◆ **JOB**: Please rewrite the listing below with every "lat-tick" replaced by "latitude-tick", leaving everything else unchanged.

◆ **LISTED RECORDS**:
____________

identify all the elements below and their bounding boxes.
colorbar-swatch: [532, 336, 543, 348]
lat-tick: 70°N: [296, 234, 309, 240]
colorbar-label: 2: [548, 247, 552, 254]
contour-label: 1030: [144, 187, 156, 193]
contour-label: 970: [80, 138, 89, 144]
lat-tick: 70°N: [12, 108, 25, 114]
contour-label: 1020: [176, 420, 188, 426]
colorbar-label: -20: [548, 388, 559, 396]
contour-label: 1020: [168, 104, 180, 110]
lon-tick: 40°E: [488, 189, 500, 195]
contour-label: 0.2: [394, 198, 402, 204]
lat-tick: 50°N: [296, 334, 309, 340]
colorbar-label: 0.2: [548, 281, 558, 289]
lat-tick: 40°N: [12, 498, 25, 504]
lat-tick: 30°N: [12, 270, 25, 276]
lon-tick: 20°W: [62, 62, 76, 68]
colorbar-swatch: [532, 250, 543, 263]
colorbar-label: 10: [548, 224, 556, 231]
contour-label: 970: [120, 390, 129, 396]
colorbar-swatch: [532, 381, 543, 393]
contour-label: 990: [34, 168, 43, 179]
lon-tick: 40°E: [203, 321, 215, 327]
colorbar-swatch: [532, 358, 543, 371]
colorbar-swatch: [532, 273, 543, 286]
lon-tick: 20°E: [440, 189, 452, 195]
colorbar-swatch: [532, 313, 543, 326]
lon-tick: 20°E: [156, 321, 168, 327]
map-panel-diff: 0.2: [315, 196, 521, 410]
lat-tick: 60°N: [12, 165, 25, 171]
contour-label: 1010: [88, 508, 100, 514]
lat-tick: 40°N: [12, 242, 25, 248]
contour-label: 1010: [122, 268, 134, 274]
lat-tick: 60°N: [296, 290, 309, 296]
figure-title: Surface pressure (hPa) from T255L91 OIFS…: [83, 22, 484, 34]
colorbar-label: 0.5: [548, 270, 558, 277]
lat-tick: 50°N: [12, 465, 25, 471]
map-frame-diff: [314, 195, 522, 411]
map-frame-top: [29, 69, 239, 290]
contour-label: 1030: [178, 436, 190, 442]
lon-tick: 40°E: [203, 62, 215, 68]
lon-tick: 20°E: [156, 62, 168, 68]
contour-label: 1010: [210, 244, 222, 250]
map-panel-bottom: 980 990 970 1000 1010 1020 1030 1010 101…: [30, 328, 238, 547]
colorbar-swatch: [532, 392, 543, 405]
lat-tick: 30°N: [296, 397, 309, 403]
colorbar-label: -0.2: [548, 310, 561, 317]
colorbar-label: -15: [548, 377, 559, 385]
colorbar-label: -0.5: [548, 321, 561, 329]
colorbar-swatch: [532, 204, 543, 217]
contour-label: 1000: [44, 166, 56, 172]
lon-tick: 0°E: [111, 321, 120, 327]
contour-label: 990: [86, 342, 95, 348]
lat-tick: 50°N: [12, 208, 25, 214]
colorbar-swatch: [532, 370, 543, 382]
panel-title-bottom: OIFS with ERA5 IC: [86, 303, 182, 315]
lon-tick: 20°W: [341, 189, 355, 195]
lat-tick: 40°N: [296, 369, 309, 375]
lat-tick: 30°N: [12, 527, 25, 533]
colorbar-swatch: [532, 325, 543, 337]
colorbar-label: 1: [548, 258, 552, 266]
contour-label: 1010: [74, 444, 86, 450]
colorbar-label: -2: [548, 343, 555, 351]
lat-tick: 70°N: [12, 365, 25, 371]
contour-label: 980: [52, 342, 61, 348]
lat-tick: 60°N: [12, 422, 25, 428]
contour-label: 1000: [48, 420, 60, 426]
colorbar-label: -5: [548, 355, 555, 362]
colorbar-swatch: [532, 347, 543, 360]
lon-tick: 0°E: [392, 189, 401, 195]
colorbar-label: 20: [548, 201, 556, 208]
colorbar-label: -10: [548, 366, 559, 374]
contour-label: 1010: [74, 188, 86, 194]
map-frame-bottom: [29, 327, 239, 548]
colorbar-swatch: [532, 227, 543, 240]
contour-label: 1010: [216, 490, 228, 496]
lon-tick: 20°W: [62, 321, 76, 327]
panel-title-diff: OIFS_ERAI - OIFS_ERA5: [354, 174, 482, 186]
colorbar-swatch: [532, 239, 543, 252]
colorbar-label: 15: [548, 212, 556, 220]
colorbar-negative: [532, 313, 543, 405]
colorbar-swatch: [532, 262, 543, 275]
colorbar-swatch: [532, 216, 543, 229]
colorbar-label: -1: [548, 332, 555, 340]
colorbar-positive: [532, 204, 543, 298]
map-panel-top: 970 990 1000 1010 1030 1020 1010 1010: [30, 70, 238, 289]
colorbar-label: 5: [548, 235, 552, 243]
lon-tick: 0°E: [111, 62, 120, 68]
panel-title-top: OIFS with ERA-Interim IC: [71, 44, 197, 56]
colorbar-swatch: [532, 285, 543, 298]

____________

◆ **RESPONSE**:
identify all the elements below and their bounding boxes.
colorbar-swatch: [532, 336, 543, 348]
latitude-tick: 70°N: [296, 234, 309, 240]
colorbar-label: 2: [548, 247, 552, 254]
contour-label: 1030: [144, 187, 156, 193]
contour-label: 970: [80, 138, 89, 144]
latitude-tick: 70°N: [12, 108, 25, 114]
contour-label: 1020: [176, 420, 188, 426]
colorbar-label: -20: [548, 388, 559, 396]
contour-label: 1020: [168, 104, 180, 110]
lon-tick: 40°E: [488, 189, 500, 195]
contour-label: 0.2: [394, 198, 402, 204]
latitude-tick: 50°N: [296, 334, 309, 340]
colorbar-label: 0.2: [548, 281, 558, 289]
latitude-tick: 40°N: [12, 498, 25, 504]
latitude-tick: 30°N: [12, 270, 25, 276]
lon-tick: 20°W: [62, 62, 76, 68]
colorbar-swatch: [532, 250, 543, 263]
colorbar-label: 10: [548, 224, 556, 231]
contour-label: 970: [120, 390, 129, 396]
colorbar-swatch: [532, 381, 543, 393]
contour-label: 990: [34, 168, 43, 179]
lon-tick: 40°E: [203, 321, 215, 327]
colorbar-swatch: [532, 358, 543, 371]
colorbar-swatch: [532, 273, 543, 286]
lon-tick: 20°E: [440, 189, 452, 195]
colorbar-swatch: [532, 313, 543, 326]
lon-tick: 20°E: [156, 321, 168, 327]
map-panel-diff: 0.2: [315, 196, 521, 410]
latitude-tick: 60°N: [12, 165, 25, 171]
contour-label: 1010: [88, 508, 100, 514]
latitude-tick: 40°N: [12, 242, 25, 248]
contour-label: 1010: [122, 268, 134, 274]
latitude-tick: 60°N: [296, 290, 309, 296]
figure-title: Surface pressure (hPa) from T255L91 OIFS…: [83, 22, 484, 34]
colorbar-label: 0.5: [548, 270, 558, 277]
latitude-tick: 50°N: [12, 465, 25, 471]
map-frame-diff: [314, 195, 522, 411]
map-frame-top: [29, 69, 239, 290]
contour-label: 1030: [178, 436, 190, 442]
lon-tick: 40°E: [203, 62, 215, 68]
lon-tick: 20°E: [156, 62, 168, 68]
contour-label: 1010: [210, 244, 222, 250]
map-panel-bottom: 980 990 970 1000 1010 1020 1030 1010 101…: [30, 328, 238, 547]
colorbar-swatch: [532, 392, 543, 405]
latitude-tick: 30°N: [296, 397, 309, 403]
colorbar-label: -0.2: [548, 310, 561, 317]
colorbar-label: -15: [548, 377, 559, 385]
colorbar-label: -0.5: [548, 321, 561, 329]
colorbar-swatch: [532, 204, 543, 217]
contour-label: 1000: [44, 166, 56, 172]
lon-tick: 0°E: [111, 321, 120, 327]
contour-label: 990: [86, 342, 95, 348]
latitude-tick: 50°N: [12, 208, 25, 214]
colorbar-swatch: [532, 370, 543, 382]
panel-title-bottom: OIFS with ERA5 IC: [86, 303, 182, 315]
lon-tick: 20°W: [341, 189, 355, 195]
latitude-tick: 40°N: [296, 369, 309, 375]
latitude-tick: 30°N: [12, 527, 25, 533]
colorbar-swatch: [532, 325, 543, 337]
colorbar-label: 1: [548, 258, 552, 266]
contour-label: 1010: [74, 444, 86, 450]
colorbar-label: -2: [548, 343, 555, 351]
latitude-tick: 70°N: [12, 365, 25, 371]
contour-label: 980: [52, 342, 61, 348]
latitude-tick: 60°N: [12, 422, 25, 428]
contour-label: 1000: [48, 420, 60, 426]
colorbar-label: -5: [548, 355, 555, 362]
colorbar-swatch: [532, 347, 543, 360]
lon-tick: 0°E: [392, 189, 401, 195]
colorbar-label: 20: [548, 201, 556, 208]
colorbar-label: -10: [548, 366, 559, 374]
contour-label: 1010: [74, 188, 86, 194]
map-frame-bottom: [29, 327, 239, 548]
colorbar-swatch: [532, 227, 543, 240]
contour-label: 1010: [216, 490, 228, 496]
lon-tick: 20°W: [62, 321, 76, 327]
panel-title-diff: OIFS_ERAI - OIFS_ERA5: [354, 174, 482, 186]
colorbar-swatch: [532, 239, 543, 252]
colorbar-label: 15: [548, 212, 556, 220]
colorbar-negative: [532, 313, 543, 405]
colorbar-swatch: [532, 262, 543, 275]
colorbar-swatch: [532, 216, 543, 229]
colorbar-label: -1: [548, 332, 555, 340]
colorbar-positive: [532, 204, 543, 298]
map-panel-top: 970 990 1000 1010 1030 1020 1010 1010: [30, 70, 238, 289]
colorbar-label: 5: [548, 235, 552, 243]
lon-tick: 0°E: [111, 62, 120, 68]
panel-title-top: OIFS with ERA-Interim IC: [71, 44, 197, 56]
colorbar-swatch: [532, 285, 543, 298]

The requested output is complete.